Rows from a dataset
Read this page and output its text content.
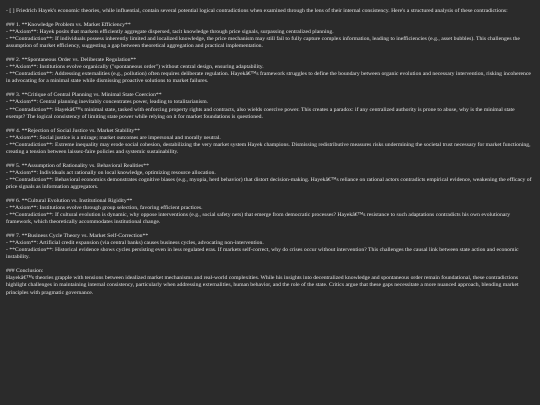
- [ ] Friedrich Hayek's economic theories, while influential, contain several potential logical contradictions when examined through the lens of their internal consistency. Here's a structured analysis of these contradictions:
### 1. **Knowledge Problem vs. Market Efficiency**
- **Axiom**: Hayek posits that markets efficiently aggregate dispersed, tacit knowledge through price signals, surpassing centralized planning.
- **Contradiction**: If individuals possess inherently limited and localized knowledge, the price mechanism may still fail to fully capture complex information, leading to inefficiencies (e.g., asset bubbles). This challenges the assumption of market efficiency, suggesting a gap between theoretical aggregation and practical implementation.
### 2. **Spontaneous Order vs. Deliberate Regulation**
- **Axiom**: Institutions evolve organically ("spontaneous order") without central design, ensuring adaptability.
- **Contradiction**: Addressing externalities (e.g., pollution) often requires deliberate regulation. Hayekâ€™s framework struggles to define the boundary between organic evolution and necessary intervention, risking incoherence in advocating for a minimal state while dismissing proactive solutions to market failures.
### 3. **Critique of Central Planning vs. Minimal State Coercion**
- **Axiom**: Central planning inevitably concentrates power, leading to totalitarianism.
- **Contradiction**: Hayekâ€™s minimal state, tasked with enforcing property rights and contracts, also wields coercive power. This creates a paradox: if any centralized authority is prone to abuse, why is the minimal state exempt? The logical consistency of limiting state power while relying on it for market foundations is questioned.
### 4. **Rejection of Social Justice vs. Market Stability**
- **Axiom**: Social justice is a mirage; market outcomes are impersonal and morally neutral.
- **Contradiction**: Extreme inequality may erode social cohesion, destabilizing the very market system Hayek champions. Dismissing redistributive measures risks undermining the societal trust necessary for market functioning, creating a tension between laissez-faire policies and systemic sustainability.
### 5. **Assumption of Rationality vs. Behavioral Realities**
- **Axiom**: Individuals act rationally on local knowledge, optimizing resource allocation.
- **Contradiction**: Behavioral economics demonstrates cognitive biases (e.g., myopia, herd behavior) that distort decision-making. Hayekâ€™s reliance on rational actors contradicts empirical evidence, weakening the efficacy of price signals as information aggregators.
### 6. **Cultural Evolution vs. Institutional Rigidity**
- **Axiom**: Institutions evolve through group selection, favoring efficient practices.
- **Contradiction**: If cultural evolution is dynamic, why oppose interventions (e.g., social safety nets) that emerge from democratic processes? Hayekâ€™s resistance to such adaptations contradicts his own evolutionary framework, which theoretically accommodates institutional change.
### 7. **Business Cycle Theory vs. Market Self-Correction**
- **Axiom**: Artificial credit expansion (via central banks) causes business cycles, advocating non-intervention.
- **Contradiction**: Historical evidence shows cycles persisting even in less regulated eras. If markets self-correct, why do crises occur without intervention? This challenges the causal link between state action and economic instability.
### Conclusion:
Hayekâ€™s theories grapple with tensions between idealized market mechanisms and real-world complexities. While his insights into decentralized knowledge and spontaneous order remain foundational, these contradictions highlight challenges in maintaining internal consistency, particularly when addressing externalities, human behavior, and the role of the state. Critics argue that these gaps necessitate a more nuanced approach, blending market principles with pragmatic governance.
==
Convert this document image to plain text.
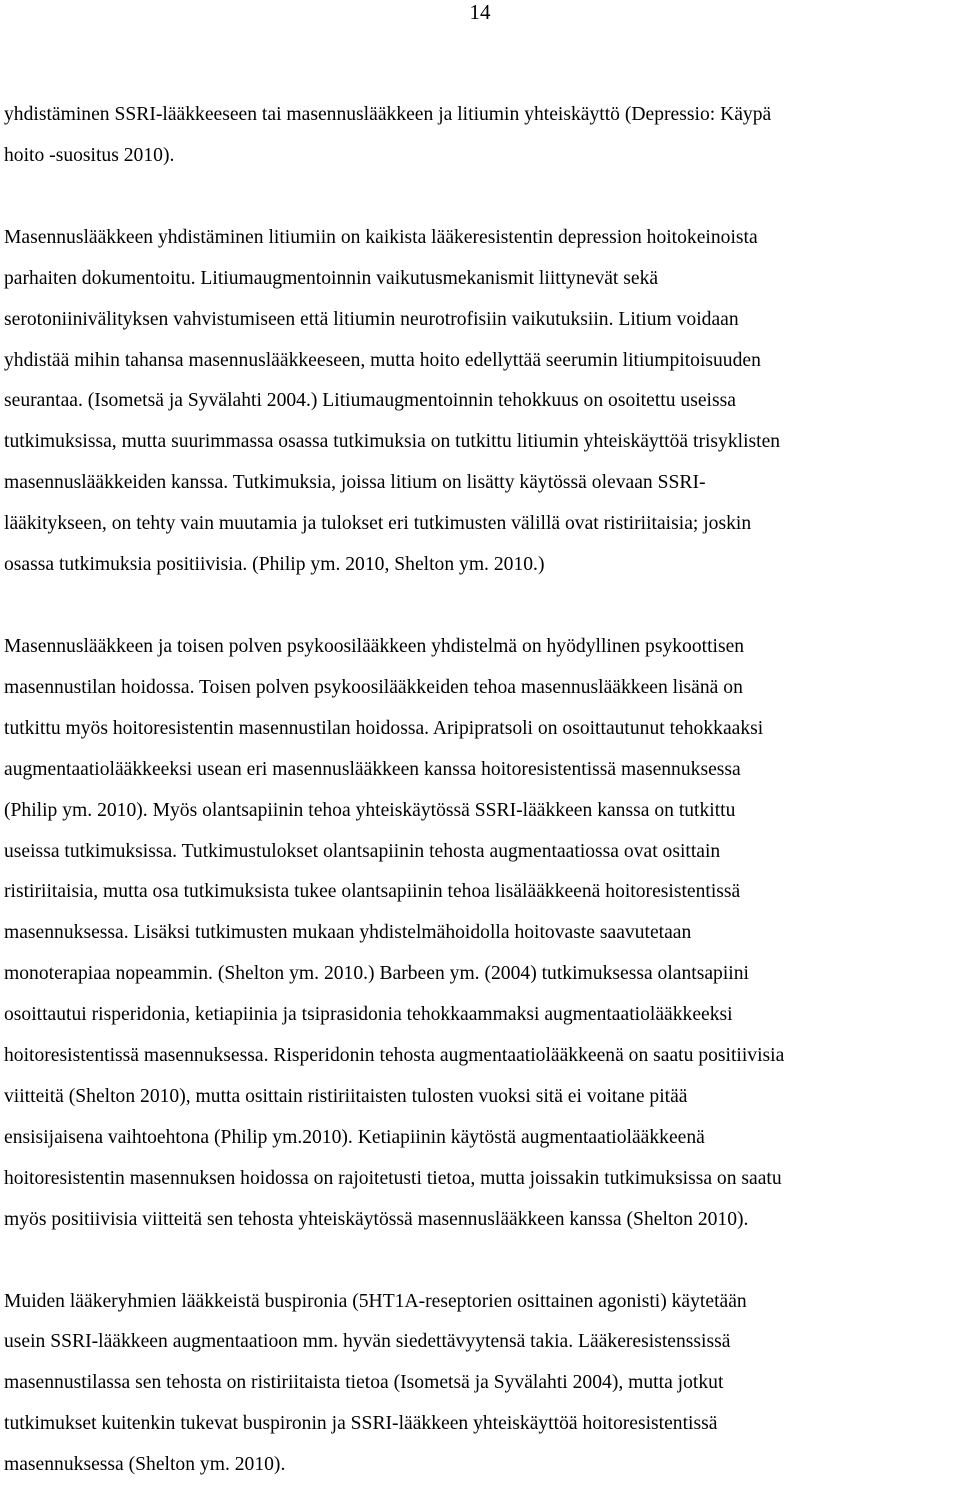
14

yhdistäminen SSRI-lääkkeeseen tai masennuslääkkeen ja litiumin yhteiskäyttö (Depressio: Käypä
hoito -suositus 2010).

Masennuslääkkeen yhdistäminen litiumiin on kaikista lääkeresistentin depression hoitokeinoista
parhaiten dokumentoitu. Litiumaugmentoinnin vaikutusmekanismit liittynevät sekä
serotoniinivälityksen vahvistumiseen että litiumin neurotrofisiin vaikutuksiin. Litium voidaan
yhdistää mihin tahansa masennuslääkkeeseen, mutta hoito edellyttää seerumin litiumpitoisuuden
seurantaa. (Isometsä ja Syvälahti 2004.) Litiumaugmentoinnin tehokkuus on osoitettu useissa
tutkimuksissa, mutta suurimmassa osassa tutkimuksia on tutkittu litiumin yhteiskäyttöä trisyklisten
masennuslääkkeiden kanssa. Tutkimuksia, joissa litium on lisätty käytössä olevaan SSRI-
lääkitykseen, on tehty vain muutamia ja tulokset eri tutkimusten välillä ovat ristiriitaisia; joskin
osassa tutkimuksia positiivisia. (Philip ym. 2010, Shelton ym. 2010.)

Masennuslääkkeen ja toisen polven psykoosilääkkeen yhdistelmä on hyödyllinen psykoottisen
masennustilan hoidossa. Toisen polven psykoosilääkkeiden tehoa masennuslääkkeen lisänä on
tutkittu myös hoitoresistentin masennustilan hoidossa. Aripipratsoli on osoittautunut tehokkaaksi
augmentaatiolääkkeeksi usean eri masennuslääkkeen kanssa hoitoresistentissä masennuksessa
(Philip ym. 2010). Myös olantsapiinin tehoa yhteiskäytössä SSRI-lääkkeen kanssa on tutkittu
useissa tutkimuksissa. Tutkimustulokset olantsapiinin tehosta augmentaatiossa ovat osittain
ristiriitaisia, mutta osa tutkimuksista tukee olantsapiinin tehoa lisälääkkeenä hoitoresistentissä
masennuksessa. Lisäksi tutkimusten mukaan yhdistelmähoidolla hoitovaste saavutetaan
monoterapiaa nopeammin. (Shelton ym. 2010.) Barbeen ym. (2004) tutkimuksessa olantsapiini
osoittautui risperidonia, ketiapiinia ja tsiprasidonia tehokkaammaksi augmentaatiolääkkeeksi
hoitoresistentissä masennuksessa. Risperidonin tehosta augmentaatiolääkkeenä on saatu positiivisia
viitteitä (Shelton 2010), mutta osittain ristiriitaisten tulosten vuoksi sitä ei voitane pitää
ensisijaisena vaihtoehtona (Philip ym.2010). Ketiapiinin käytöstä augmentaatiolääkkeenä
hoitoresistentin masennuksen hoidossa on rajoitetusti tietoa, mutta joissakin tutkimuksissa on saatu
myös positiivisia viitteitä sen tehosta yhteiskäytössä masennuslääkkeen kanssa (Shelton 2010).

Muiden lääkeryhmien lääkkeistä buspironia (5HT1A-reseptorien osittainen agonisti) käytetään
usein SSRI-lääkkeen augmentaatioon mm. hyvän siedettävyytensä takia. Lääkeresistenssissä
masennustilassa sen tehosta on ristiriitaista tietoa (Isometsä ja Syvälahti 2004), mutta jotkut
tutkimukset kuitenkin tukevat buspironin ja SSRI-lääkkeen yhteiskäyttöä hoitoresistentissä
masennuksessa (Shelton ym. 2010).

Your task: Scan the records above and report how many lines include the word "positiivisia", without any other text.

Response: 3